*GIVEN INSTRUCTION*. Extract, from the listing that follows, each line containing the word "JSON".

(Data items)
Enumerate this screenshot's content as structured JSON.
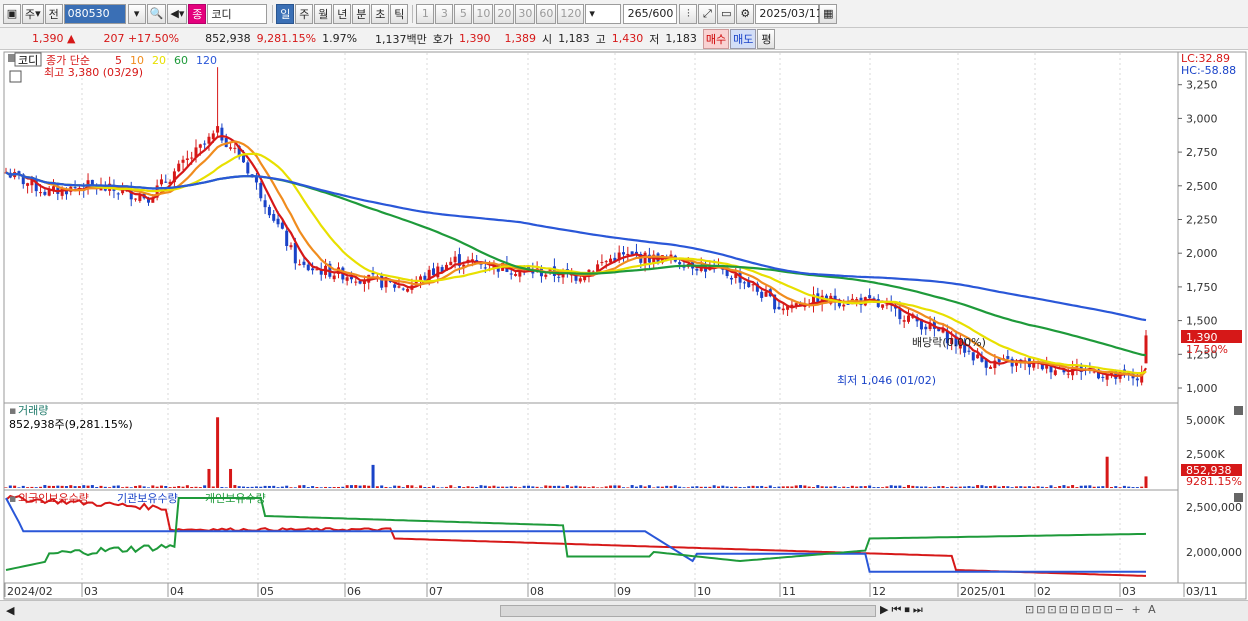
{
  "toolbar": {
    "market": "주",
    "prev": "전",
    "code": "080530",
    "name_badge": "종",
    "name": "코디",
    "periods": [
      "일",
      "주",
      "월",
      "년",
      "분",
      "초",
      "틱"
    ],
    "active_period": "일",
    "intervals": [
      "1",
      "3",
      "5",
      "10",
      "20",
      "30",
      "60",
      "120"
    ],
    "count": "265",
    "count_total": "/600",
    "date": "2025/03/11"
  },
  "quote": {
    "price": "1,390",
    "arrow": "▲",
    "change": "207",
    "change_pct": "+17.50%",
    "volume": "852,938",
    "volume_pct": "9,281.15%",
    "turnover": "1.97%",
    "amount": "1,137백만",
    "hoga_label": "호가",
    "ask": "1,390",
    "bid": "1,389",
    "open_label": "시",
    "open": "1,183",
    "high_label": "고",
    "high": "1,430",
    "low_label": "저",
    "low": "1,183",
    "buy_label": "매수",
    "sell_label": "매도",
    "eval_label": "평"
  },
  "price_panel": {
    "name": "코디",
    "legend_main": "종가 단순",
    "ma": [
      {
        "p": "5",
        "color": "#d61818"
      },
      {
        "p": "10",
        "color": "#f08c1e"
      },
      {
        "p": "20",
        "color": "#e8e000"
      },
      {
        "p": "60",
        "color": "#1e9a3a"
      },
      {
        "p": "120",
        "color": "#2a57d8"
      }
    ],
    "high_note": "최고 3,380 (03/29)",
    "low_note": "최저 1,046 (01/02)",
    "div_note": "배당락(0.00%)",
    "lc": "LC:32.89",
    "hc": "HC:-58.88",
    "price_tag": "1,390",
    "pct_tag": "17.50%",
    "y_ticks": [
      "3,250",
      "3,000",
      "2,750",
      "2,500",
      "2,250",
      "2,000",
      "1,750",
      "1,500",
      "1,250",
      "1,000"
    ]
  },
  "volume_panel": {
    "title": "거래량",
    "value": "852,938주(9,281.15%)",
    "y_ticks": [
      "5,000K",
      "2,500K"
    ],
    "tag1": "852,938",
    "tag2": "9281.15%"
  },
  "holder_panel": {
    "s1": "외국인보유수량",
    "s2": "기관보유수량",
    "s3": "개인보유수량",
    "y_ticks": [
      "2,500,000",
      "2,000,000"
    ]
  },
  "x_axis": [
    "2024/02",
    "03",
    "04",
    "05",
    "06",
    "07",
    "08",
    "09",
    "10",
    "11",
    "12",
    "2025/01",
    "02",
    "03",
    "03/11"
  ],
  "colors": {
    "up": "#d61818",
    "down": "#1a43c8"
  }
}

--

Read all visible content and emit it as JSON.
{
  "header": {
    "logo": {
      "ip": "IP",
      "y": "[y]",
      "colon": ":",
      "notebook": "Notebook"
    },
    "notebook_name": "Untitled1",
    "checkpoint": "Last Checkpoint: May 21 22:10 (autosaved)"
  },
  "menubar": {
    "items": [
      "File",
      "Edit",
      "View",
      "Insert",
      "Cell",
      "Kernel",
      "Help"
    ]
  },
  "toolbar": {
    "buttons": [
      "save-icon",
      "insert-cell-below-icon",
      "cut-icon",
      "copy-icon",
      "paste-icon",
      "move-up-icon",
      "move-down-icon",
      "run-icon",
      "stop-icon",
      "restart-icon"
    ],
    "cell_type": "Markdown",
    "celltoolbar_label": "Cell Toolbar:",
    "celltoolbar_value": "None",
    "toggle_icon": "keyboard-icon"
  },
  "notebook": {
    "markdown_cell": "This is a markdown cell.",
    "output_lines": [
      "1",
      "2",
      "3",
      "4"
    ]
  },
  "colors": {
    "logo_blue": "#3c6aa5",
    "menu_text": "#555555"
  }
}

*WRITTEN REPLY*.
Enumerate this screenshot's content as structured JSON.
Read all visible content and emit it as JSON.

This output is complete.